## What to produce
Produce the listing below again, exactly as shown.

## Chart and figure data

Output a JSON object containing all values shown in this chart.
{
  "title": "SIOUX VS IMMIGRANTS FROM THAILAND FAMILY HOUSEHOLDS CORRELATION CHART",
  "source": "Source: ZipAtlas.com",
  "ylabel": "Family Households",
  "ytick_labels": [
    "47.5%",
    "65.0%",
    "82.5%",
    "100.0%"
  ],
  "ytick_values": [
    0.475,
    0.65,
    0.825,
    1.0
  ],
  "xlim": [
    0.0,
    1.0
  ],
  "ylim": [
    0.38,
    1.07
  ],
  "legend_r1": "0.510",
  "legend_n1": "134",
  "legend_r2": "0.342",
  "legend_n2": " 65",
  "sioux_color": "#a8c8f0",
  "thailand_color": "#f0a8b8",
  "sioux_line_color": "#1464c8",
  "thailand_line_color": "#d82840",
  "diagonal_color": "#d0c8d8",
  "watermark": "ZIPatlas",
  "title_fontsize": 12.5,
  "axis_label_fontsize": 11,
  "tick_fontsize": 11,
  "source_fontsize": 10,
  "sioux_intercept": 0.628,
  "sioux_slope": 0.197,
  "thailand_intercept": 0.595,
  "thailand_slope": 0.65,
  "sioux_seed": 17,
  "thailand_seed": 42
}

## Right answer
Output a JSON object containing all values shown in this chart.
{
  "title": "SIOUX VS IMMIGRANTS FROM THAILAND FAMILY HOUSEHOLDS CORRELATION CHART",
  "source": "Source: ZipAtlas.com",
  "ylabel": "Family Households",
  "ytick_labels": [
    "47.5%",
    "65.0%",
    "82.5%",
    "100.0%"
  ],
  "ytick_values": [
    0.475,
    0.65,
    0.825,
    1.0
  ],
  "xlim": [
    0.0,
    1.0
  ],
  "ylim": [
    0.38,
    1.07
  ],
  "legend_r1": "0.510",
  "legend_n1": "134",
  "legend_r2": "0.342",
  "legend_n2": " 65",
  "sioux_color": "#a8c8f0",
  "thailand_color": "#f0a8b8",
  "sioux_line_color": "#1464c8",
  "thailand_line_color": "#d82840",
  "diagonal_color": "#d0c8d8",
  "watermark": "ZIPatlas",
  "title_fontsize": 12.5,
  "axis_label_fontsize": 11,
  "tick_fontsize": 11,
  "source_fontsize": 10,
  "sioux_intercept": 0.628,
  "sioux_slope": 0.197,
  "thailand_intercept": 0.595,
  "thailand_slope": 0.65,
  "sioux_seed": 17,
  "thailand_seed": 42
}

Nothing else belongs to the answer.